--- start ---

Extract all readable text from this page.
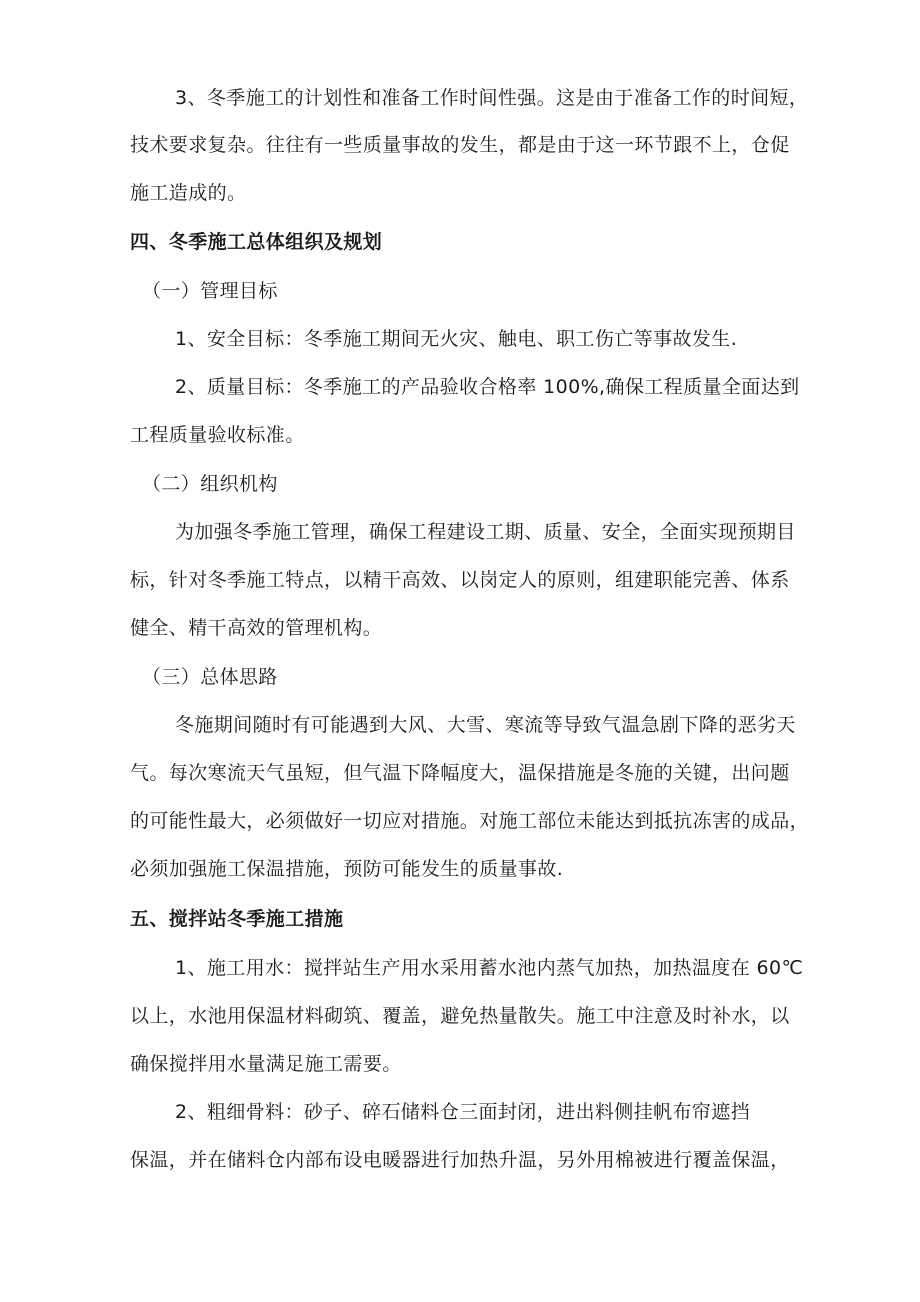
3、冬季施工的计划性和准备工作时间性强。这是由于准备工作的时间短，
技术要求复杂。往往有一些质量事故的发生，都是由于这一环节跟不上，仓促
施工造成的。
四、冬季施工总体组织及规划
（一）管理目标
1、安全目标：冬季施工期间无火灾、触电、职工伤亡等事故发生.
2、质量目标：冬季施工的产品验收合格率 100%,确保工程质量全面达到
工程质量验收标准。
（二）组织机构
为加强冬季施工管理，确保工程建设工期、质量、安全，全面实现预期目
标，针对冬季施工特点，以精干高效、以岗定人的原则，组建职能完善、体系
健全、精干高效的管理机构。
（三）总体思路
冬施期间随时有可能遇到大风、大雪、寒流等导致气温急剧下降的恶劣天
气。每次寒流天气虽短，但气温下降幅度大，温保措施是冬施的关键，出问题
的可能性最大，必须做好一切应对措施。对施工部位未能达到抵抗冻害的成品，
必须加强施工保温措施，预防可能发生的质量事故.
五、搅拌站冬季施工措施
1、施工用水：搅拌站生产用水采用蓄水池内蒸气加热，加热温度在 60℃
以上，水池用保温材料砌筑、覆盖，避免热量散失。施工中注意及时补水，以
确保搅拌用水量满足施工需要。
2、粗细骨料：砂子、碎石储料仓三面封闭，进出料侧挂帆布帘遮挡
保温，并在储料仓内部布设电暖器进行加热升温，另外用棉被进行覆盖保温，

--- end ---

*TASK STATEMENT:*
Repeat every record above exactly, but leave out any pictures.

*TASK OUTPUT:*
Extract all readable text from this page.
3、冬季施工的计划性和准备工作时间性强。这是由于准备工作的时间短，
技术要求复杂。往往有一些质量事故的发生，都是由于这一环节跟不上，仓促
施工造成的。
四、冬季施工总体组织及规划
（一）管理目标
1、安全目标：冬季施工期间无火灾、触电、职工伤亡等事故发生.
2、质量目标：冬季施工的产品验收合格率 100%,确保工程质量全面达到
工程质量验收标准。
（二）组织机构
为加强冬季施工管理，确保工程建设工期、质量、安全，全面实现预期目
标，针对冬季施工特点，以精干高效、以岗定人的原则，组建职能完善、体系
健全、精干高效的管理机构。
（三）总体思路
冬施期间随时有可能遇到大风、大雪、寒流等导致气温急剧下降的恶劣天
气。每次寒流天气虽短，但气温下降幅度大，温保措施是冬施的关键，出问题
的可能性最大，必须做好一切应对措施。对施工部位未能达到抵抗冻害的成品，
必须加强施工保温措施，预防可能发生的质量事故.
五、搅拌站冬季施工措施
1、施工用水：搅拌站生产用水采用蓄水池内蒸气加热，加热温度在 60℃
以上，水池用保温材料砌筑、覆盖，避免热量散失。施工中注意及时补水，以
确保搅拌用水量满足施工需要。
2、粗细骨料：砂子、碎石储料仓三面封闭，进出料侧挂帆布帘遮挡
保温，并在储料仓内部布设电暖器进行加热升温，另外用棉被进行覆盖保温，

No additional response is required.